Source records:
▼
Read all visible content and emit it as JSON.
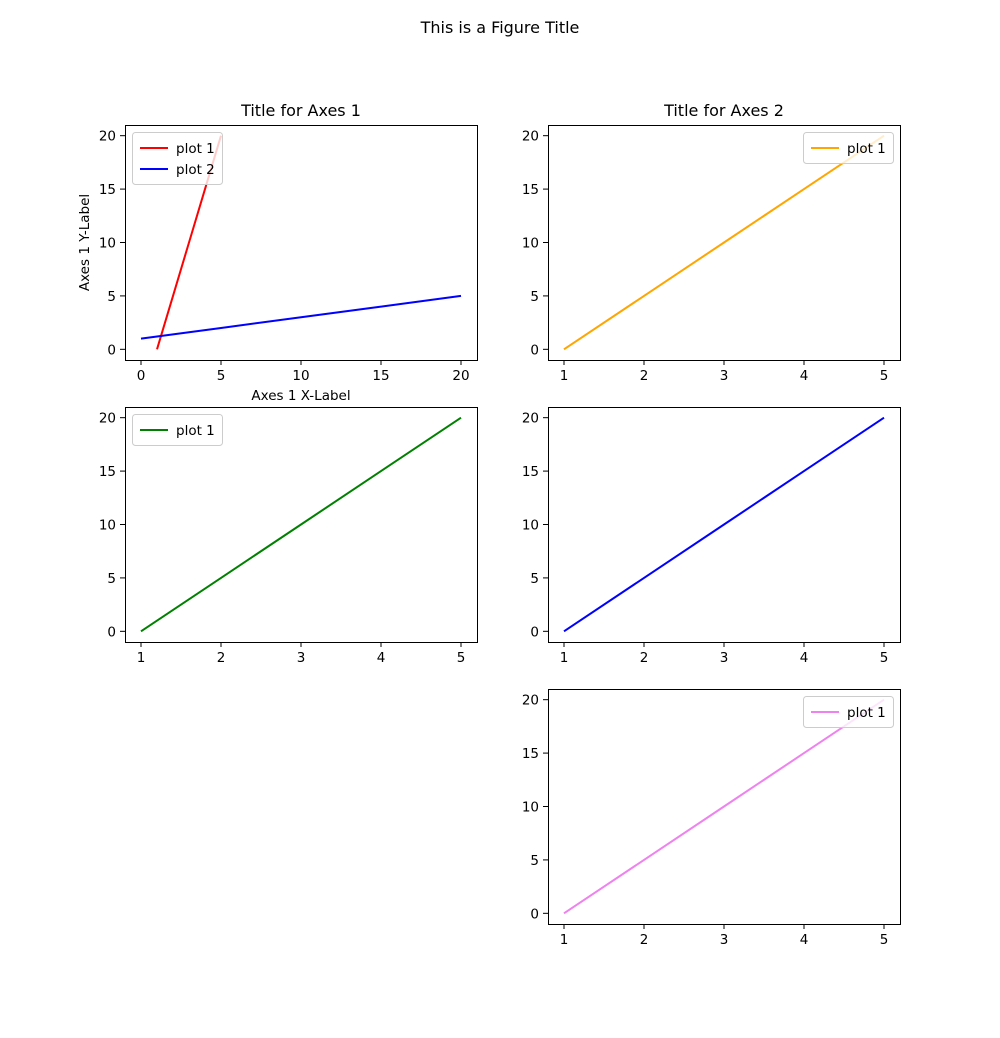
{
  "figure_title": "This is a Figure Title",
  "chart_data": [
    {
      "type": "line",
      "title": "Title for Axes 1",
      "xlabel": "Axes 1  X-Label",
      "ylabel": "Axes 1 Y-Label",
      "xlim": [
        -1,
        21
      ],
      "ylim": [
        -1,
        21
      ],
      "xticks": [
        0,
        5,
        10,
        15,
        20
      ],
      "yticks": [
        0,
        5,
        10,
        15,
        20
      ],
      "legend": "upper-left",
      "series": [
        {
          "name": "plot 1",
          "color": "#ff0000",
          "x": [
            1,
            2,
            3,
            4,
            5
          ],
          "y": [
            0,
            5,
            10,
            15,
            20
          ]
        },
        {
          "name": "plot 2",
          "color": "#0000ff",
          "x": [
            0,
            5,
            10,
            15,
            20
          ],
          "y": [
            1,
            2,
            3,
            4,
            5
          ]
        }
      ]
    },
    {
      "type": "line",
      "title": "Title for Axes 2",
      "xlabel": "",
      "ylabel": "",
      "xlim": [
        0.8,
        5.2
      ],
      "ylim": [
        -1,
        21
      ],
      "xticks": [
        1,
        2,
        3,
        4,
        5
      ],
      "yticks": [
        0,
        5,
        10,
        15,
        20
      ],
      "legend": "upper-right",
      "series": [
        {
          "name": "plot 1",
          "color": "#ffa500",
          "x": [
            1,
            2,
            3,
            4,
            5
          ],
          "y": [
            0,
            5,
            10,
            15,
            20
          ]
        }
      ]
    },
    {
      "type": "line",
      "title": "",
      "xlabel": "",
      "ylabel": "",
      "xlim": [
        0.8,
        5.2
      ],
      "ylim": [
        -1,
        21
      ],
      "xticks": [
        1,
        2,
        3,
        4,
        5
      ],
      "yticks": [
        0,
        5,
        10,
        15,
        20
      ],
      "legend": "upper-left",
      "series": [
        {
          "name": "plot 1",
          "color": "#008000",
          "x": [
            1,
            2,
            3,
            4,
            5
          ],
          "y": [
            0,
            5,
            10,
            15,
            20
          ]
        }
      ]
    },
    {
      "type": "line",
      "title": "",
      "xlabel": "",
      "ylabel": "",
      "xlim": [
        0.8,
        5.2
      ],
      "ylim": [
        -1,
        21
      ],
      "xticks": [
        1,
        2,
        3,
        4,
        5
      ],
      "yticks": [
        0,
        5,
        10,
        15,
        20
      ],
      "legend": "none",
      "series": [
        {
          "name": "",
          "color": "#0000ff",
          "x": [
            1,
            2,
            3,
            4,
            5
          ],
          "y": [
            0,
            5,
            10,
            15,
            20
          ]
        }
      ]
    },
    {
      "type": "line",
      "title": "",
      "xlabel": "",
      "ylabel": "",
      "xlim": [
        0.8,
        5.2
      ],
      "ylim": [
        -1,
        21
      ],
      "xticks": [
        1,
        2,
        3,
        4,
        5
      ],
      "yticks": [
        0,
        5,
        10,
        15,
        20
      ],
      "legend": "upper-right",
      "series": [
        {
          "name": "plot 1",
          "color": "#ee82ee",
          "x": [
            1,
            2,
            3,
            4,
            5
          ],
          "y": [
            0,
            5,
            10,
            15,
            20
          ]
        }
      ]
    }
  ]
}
▲
> _Set task_
Consider the entries above and return each line with the string "Axes".

> _Final result_
      "title": "Title for Axes 1",
      "xlabel": "Axes 1  X-Label",
      "ylabel": "Axes 1 Y-Label",
      "title": "Title for Axes 2",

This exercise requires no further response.